▶ **REQUIRED TASK**:
Filter the records below for the word "Start". Copy each line that holds it.

Stored data:
- - - -

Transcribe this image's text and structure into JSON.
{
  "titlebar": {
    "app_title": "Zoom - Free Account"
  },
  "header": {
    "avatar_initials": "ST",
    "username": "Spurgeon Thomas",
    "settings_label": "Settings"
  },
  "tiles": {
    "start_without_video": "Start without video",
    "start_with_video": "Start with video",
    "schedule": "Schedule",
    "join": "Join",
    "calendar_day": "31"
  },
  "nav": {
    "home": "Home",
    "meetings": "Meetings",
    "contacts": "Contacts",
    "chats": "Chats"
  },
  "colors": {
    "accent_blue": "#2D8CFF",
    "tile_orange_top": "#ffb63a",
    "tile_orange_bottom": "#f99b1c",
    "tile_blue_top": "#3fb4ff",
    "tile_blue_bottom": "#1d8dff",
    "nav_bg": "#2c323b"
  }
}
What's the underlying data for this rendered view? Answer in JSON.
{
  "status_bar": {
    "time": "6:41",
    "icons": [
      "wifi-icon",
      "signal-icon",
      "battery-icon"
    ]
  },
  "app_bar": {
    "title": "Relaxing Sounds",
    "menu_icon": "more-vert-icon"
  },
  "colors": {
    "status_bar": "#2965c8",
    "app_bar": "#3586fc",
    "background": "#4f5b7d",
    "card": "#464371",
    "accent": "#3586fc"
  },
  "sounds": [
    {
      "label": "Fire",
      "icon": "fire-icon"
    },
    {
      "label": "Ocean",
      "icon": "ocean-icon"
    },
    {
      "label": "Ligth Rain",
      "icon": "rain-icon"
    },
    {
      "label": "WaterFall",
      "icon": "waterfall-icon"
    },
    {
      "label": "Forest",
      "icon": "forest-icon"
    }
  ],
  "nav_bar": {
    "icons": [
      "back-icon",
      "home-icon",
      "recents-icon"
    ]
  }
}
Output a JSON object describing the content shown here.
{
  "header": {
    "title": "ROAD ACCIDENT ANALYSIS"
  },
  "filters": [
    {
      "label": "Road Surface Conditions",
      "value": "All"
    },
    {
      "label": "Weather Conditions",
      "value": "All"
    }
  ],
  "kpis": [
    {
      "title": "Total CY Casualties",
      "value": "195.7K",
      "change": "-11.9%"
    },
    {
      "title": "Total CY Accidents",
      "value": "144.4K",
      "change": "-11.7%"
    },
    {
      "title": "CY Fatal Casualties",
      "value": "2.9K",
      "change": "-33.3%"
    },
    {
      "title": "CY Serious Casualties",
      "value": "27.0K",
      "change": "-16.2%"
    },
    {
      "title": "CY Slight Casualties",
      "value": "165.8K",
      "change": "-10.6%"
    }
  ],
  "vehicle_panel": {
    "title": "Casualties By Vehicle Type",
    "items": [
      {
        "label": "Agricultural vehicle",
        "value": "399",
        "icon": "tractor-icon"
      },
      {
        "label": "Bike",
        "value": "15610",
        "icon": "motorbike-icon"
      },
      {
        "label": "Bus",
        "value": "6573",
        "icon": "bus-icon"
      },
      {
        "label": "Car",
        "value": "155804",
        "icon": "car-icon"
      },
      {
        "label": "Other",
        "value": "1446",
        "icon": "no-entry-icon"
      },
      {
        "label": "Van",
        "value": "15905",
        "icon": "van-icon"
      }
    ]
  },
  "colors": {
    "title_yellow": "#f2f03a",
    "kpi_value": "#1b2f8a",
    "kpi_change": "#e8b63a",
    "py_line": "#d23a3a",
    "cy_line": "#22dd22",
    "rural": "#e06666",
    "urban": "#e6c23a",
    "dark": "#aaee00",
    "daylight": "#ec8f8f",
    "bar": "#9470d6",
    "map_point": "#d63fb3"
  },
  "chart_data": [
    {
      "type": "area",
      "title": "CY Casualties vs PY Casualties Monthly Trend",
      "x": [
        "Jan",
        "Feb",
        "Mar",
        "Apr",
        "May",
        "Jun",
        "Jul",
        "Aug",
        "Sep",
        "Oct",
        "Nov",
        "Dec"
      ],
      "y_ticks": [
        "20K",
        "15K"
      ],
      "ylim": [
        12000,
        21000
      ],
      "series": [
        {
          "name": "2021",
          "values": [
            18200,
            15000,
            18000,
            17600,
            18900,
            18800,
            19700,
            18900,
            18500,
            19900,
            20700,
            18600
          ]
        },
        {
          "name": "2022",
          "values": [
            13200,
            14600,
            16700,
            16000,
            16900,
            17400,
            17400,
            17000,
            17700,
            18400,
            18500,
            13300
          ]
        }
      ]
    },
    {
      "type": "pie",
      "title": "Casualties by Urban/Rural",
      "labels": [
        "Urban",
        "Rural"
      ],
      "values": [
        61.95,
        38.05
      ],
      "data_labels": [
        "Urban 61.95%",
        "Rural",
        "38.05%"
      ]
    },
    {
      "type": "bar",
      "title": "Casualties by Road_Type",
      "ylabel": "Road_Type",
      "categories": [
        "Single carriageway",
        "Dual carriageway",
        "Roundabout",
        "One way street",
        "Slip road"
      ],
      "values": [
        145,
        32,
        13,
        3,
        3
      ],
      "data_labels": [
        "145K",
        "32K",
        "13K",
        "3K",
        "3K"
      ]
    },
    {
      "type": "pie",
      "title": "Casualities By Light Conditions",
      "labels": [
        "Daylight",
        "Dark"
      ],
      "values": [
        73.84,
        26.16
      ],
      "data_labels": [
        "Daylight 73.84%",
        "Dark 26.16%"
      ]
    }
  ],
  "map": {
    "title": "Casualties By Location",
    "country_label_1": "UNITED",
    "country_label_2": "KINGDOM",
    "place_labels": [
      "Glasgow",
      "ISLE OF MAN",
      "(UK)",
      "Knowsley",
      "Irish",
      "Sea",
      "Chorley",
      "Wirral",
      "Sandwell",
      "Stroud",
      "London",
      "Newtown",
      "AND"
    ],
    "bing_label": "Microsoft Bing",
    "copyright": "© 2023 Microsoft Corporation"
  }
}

- - - -

▶ **WRITTEN SOLUTION**:
    "start_without_video": "Start without video",
    "start_with_video": "Start with video",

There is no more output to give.